### ASSIGNED TASK:
Please copy every line from the following entries in which the word "chloroplast" appears.

### DATA:
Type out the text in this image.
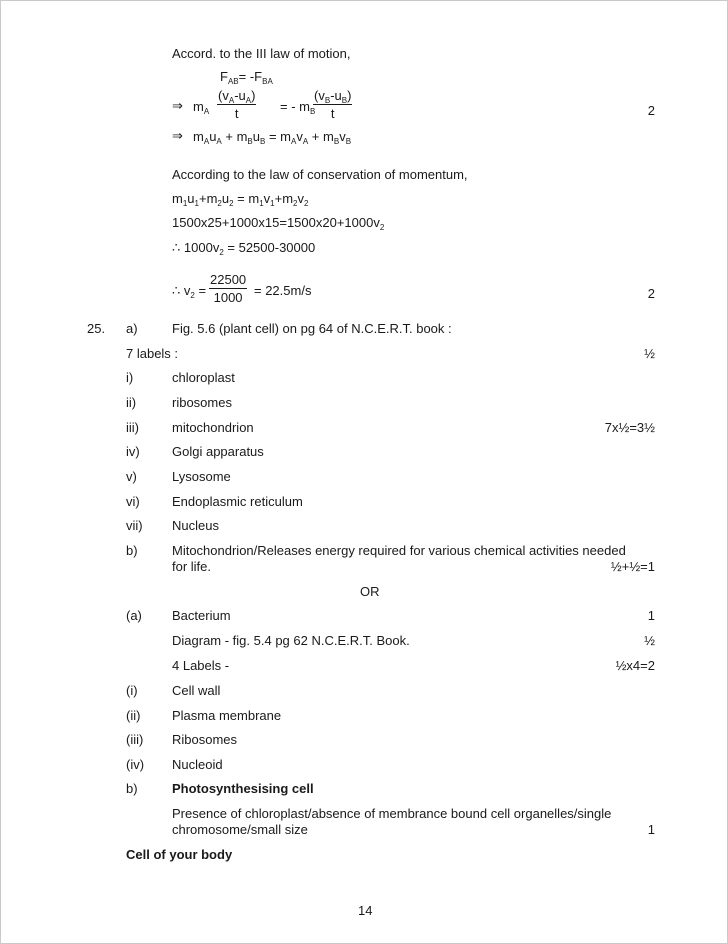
Accord. to the III law of motion,
$F_{AB}= -F_{BA}$
⇒ $m_A \frac{(v_A-u_A)}{t}$ = - $m_B$
$\frac{(v_B-u_B)}{t}$	2
⇒ $m_Au_A + m_Bu_B = m_Av_A + m_Bv_B$
According to the law of conservation of momentum,
$m_1u_1+m_2u_2 = m_1v_1+m_2v_2$
$1500x25+1000x15=1500x20+1000v_2$
∴ $1000v_2 = 52500-30000$
∴ $v_2 = \frac{22500}{1000} = 22.5m/s$	2
25. a)	Fig. 5.6 (plant cell) on pg 64 of N.C.E.R.T. book :
7 labels :	½
i)	chloroplast
ii)	ribosomes
iii)	mitochondrion	7x½=3½
iv) Golgi apparatus
v)	Lysosome
vi) Endoplasmic reticulum
vii) Nucleus
b)	Mitochondrion/Releases energy required for various chemical activities needed
for life.	½+½=1
OR
(a) Bacterium	1
Diagram - fig. 5.4 pg 62 N.C.E.R.T. Book.	½
4 Labels -	½x4=2
(i)	Cell wall
(ii) Plasma membrane
(iii) Ribosomes
(iv) Nucleoid
b)	Photosynthesising cell
Presence of chloroplast/absence of membrance bound cell organelles/single
chromosome/small size	1
Cell of your body
14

### SOLUTION FOR THIS TASK:
i)	chloroplast
Presence of chloroplast/absence of membrance bound cell organelles/single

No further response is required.